RAW DATA:

* Begin *

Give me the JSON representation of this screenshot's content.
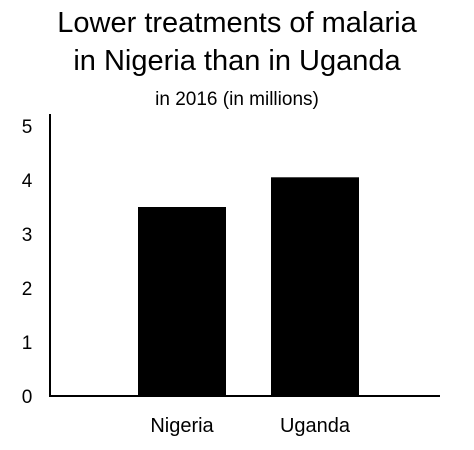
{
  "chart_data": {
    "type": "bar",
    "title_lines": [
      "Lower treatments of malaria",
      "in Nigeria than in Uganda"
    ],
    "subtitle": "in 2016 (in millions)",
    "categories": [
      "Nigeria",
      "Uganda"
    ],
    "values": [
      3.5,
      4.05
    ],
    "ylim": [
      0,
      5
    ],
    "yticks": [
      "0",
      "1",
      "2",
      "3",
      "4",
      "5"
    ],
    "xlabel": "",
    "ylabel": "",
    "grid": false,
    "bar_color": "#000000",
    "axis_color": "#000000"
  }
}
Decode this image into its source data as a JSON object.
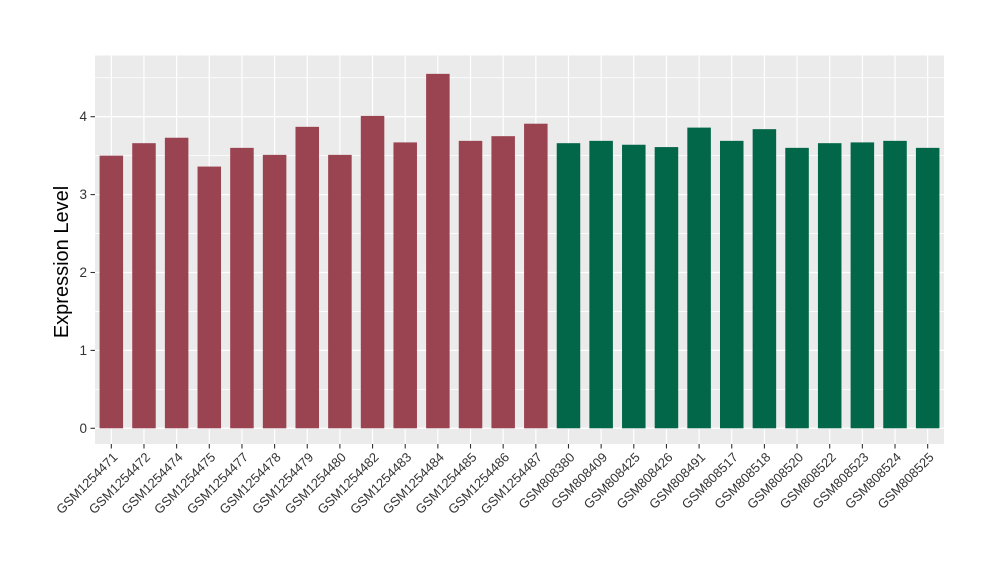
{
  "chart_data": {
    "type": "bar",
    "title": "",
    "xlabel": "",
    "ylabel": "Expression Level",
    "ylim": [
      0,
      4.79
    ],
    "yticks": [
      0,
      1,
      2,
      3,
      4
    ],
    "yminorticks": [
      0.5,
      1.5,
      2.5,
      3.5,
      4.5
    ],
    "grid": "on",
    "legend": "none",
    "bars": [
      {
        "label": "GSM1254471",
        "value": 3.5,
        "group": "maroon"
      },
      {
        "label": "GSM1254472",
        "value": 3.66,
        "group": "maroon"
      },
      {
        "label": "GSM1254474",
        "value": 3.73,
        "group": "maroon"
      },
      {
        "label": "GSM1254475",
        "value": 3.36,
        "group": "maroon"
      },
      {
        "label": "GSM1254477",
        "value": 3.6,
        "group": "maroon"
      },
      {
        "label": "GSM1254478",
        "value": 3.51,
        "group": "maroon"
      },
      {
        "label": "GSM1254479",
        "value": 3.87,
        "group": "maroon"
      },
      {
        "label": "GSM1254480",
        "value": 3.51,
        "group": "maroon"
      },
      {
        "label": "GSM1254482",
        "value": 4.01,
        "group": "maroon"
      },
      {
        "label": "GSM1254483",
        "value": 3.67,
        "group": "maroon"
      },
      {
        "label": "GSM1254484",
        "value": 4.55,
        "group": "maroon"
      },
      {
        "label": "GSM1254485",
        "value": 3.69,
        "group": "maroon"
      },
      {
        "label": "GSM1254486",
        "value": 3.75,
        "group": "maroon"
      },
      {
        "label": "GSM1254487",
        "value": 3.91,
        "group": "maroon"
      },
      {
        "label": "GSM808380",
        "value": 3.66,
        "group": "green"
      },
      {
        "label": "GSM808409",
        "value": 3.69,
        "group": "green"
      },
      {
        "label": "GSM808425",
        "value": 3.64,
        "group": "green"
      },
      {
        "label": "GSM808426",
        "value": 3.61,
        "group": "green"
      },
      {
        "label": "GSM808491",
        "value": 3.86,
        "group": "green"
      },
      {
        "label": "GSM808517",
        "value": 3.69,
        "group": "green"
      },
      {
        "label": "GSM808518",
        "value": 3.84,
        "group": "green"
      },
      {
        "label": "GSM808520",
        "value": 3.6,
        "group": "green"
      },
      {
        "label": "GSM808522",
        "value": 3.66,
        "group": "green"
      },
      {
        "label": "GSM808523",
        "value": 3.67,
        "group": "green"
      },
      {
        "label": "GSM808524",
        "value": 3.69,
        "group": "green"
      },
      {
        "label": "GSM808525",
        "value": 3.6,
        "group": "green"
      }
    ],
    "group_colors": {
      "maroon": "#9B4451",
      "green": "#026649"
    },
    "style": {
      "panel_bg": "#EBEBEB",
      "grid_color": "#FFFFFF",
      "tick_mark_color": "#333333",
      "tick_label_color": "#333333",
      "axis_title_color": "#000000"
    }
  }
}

* End *

YOUR TASK:
All entries must be written out again exactly as given, with no pictures in the copy.

RESULT:
Give me the JSON representation of this screenshot's content.
{
  "chart_data": {
    "type": "bar",
    "title_lines": [
      "Lower treatments of malaria",
      "in Nigeria than in Uganda"
    ],
    "subtitle": "in 2016 (in millions)",
    "categories": [
      "Nigeria",
      "Uganda"
    ],
    "values": [
      3.5,
      4.05
    ],
    "ylim": [
      0,
      5
    ],
    "yticks": [
      "0",
      "1",
      "2",
      "3",
      "4",
      "5"
    ],
    "xlabel": "",
    "ylabel": "",
    "grid": false,
    "bar_color": "#000000",
    "axis_color": "#000000"
  }
}
Decode this image into its source data as a JSON object.
{
  "chart_data": {
    "type": "bar",
    "title": "",
    "xlabel": "",
    "ylabel": "Expression Level",
    "ylim": [
      0,
      4.79
    ],
    "yticks": [
      0,
      1,
      2,
      3,
      4
    ],
    "yminorticks": [
      0.5,
      1.5,
      2.5,
      3.5,
      4.5
    ],
    "grid": "on",
    "legend": "none",
    "bars": [
      {
        "label": "GSM1254471",
        "value": 3.5,
        "group": "maroon"
      },
      {
        "label": "GSM1254472",
        "value": 3.66,
        "group": "maroon"
      },
      {
        "label": "GSM1254474",
        "value": 3.73,
        "group": "maroon"
      },
      {
        "label": "GSM1254475",
        "value": 3.36,
        "group": "maroon"
      },
      {
        "label": "GSM1254477",
        "value": 3.6,
        "group": "maroon"
      },
      {
        "label": "GSM1254478",
        "value": 3.51,
        "group": "maroon"
      },
      {
        "label": "GSM1254479",
        "value": 3.87,
        "group": "maroon"
      },
      {
        "label": "GSM1254480",
        "value": 3.51,
        "group": "maroon"
      },
      {
        "label": "GSM1254482",
        "value": 4.01,
        "group": "maroon"
      },
      {
        "label": "GSM1254483",
        "value": 3.67,
        "group": "maroon"
      },
      {
        "label": "GSM1254484",
        "value": 4.55,
        "group": "maroon"
      },
      {
        "label": "GSM1254485",
        "value": 3.69,
        "group": "maroon"
      },
      {
        "label": "GSM1254486",
        "value": 3.75,
        "group": "maroon"
      },
      {
        "label": "GSM1254487",
        "value": 3.91,
        "group": "maroon"
      },
      {
        "label": "GSM808380",
        "value": 3.66,
        "group": "green"
      },
      {
        "label": "GSM808409",
        "value": 3.69,
        "group": "green"
      },
      {
        "label": "GSM808425",
        "value": 3.64,
        "group": "green"
      },
      {
        "label": "GSM808426",
        "value": 3.61,
        "group": "green"
      },
      {
        "label": "GSM808491",
        "value": 3.86,
        "group": "green"
      },
      {
        "label": "GSM808517",
        "value": 3.69,
        "group": "green"
      },
      {
        "label": "GSM808518",
        "value": 3.84,
        "group": "green"
      },
      {
        "label": "GSM808520",
        "value": 3.6,
        "group": "green"
      },
      {
        "label": "GSM808522",
        "value": 3.66,
        "group": "green"
      },
      {
        "label": "GSM808523",
        "value": 3.67,
        "group": "green"
      },
      {
        "label": "GSM808524",
        "value": 3.69,
        "group": "green"
      },
      {
        "label": "GSM808525",
        "value": 3.6,
        "group": "green"
      }
    ],
    "group_colors": {
      "maroon": "#9B4451",
      "green": "#026649"
    },
    "style": {
      "panel_bg": "#EBEBEB",
      "grid_color": "#FFFFFF",
      "tick_mark_color": "#333333",
      "tick_label_color": "#333333",
      "axis_title_color": "#000000"
    }
  }
}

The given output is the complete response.